Exercise requirements: Print the records below exactly as they appear.

Entries taken from a collection:
-------------------------

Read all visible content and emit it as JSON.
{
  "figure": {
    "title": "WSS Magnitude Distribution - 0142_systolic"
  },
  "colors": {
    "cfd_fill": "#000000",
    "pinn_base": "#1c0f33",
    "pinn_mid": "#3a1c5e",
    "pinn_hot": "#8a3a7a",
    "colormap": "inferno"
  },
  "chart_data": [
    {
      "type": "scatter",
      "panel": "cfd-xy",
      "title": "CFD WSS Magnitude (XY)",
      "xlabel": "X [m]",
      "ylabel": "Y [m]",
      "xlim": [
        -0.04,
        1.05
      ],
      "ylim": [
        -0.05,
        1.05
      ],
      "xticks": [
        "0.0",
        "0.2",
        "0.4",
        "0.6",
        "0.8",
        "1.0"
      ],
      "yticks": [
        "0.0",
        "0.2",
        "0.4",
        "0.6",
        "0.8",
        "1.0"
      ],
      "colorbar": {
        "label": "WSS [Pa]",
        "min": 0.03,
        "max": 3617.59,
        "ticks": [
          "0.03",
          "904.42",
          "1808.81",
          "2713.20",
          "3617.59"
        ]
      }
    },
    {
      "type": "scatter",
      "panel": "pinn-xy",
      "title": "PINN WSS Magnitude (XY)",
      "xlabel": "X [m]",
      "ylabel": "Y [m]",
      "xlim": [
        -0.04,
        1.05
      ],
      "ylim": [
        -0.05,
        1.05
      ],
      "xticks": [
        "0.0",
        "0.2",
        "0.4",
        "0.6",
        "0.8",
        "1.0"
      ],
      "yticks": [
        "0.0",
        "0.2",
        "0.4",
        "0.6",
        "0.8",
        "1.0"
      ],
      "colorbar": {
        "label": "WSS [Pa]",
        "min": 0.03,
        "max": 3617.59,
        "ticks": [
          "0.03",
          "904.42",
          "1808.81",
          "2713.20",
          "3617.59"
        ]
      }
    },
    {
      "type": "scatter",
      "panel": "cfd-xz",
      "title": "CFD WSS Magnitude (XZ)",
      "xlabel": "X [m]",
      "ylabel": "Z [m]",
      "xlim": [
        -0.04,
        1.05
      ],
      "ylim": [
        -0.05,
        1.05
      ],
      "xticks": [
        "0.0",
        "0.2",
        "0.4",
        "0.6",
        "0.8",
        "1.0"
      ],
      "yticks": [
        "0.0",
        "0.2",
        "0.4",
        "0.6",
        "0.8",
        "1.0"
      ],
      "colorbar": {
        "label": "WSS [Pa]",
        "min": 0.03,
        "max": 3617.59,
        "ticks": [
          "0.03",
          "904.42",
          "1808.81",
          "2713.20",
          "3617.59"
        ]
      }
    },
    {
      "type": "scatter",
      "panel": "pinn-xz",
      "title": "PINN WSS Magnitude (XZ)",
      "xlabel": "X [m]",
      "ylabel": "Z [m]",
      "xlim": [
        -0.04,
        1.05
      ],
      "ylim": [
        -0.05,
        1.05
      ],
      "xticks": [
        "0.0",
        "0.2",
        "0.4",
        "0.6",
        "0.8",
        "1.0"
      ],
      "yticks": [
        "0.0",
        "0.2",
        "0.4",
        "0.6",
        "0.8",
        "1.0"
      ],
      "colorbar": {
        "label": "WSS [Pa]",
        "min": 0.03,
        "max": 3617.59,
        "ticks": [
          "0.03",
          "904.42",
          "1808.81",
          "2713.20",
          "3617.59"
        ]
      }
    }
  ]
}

-------------------------

The result:
Read all visible content and emit it as JSON.
{
  "figure": {
    "title": "WSS Magnitude Distribution - 0142_systolic"
  },
  "colors": {
    "cfd_fill": "#000000",
    "pinn_base": "#1c0f33",
    "pinn_mid": "#3a1c5e",
    "pinn_hot": "#8a3a7a",
    "colormap": "inferno"
  },
  "chart_data": [
    {
      "type": "scatter",
      "panel": "cfd-xy",
      "title": "CFD WSS Magnitude (XY)",
      "xlabel": "X [m]",
      "ylabel": "Y [m]",
      "xlim": [
        -0.04,
        1.05
      ],
      "ylim": [
        -0.05,
        1.05
      ],
      "xticks": [
        "0.0",
        "0.2",
        "0.4",
        "0.6",
        "0.8",
        "1.0"
      ],
      "yticks": [
        "0.0",
        "0.2",
        "0.4",
        "0.6",
        "0.8",
        "1.0"
      ],
      "colorbar": {
        "label": "WSS [Pa]",
        "min": 0.03,
        "max": 3617.59,
        "ticks": [
          "0.03",
          "904.42",
          "1808.81",
          "2713.20",
          "3617.59"
        ]
      }
    },
    {
      "type": "scatter",
      "panel": "pinn-xy",
      "title": "PINN WSS Magnitude (XY)",
      "xlabel": "X [m]",
      "ylabel": "Y [m]",
      "xlim": [
        -0.04,
        1.05
      ],
      "ylim": [
        -0.05,
        1.05
      ],
      "xticks": [
        "0.0",
        "0.2",
        "0.4",
        "0.6",
        "0.8",
        "1.0"
      ],
      "yticks": [
        "0.0",
        "0.2",
        "0.4",
        "0.6",
        "0.8",
        "1.0"
      ],
      "colorbar": {
        "label": "WSS [Pa]",
        "min": 0.03,
        "max": 3617.59,
        "ticks": [
          "0.03",
          "904.42",
          "1808.81",
          "2713.20",
          "3617.59"
        ]
      }
    },
    {
      "type": "scatter",
      "panel": "cfd-xz",
      "title": "CFD WSS Magnitude (XZ)",
      "xlabel": "X [m]",
      "ylabel": "Z [m]",
      "xlim": [
        -0.04,
        1.05
      ],
      "ylim": [
        -0.05,
        1.05
      ],
      "xticks": [
        "0.0",
        "0.2",
        "0.4",
        "0.6",
        "0.8",
        "1.0"
      ],
      "yticks": [
        "0.0",
        "0.2",
        "0.4",
        "0.6",
        "0.8",
        "1.0"
      ],
      "colorbar": {
        "label": "WSS [Pa]",
        "min": 0.03,
        "max": 3617.59,
        "ticks": [
          "0.03",
          "904.42",
          "1808.81",
          "2713.20",
          "3617.59"
        ]
      }
    },
    {
      "type": "scatter",
      "panel": "pinn-xz",
      "title": "PINN WSS Magnitude (XZ)",
      "xlabel": "X [m]",
      "ylabel": "Z [m]",
      "xlim": [
        -0.04,
        1.05
      ],
      "ylim": [
        -0.05,
        1.05
      ],
      "xticks": [
        "0.0",
        "0.2",
        "0.4",
        "0.6",
        "0.8",
        "1.0"
      ],
      "yticks": [
        "0.0",
        "0.2",
        "0.4",
        "0.6",
        "0.8",
        "1.0"
      ],
      "colorbar": {
        "label": "WSS [Pa]",
        "min": 0.03,
        "max": 3617.59,
        "ticks": [
          "0.03",
          "904.42",
          "1808.81",
          "2713.20",
          "3617.59"
        ]
      }
    }
  ]
}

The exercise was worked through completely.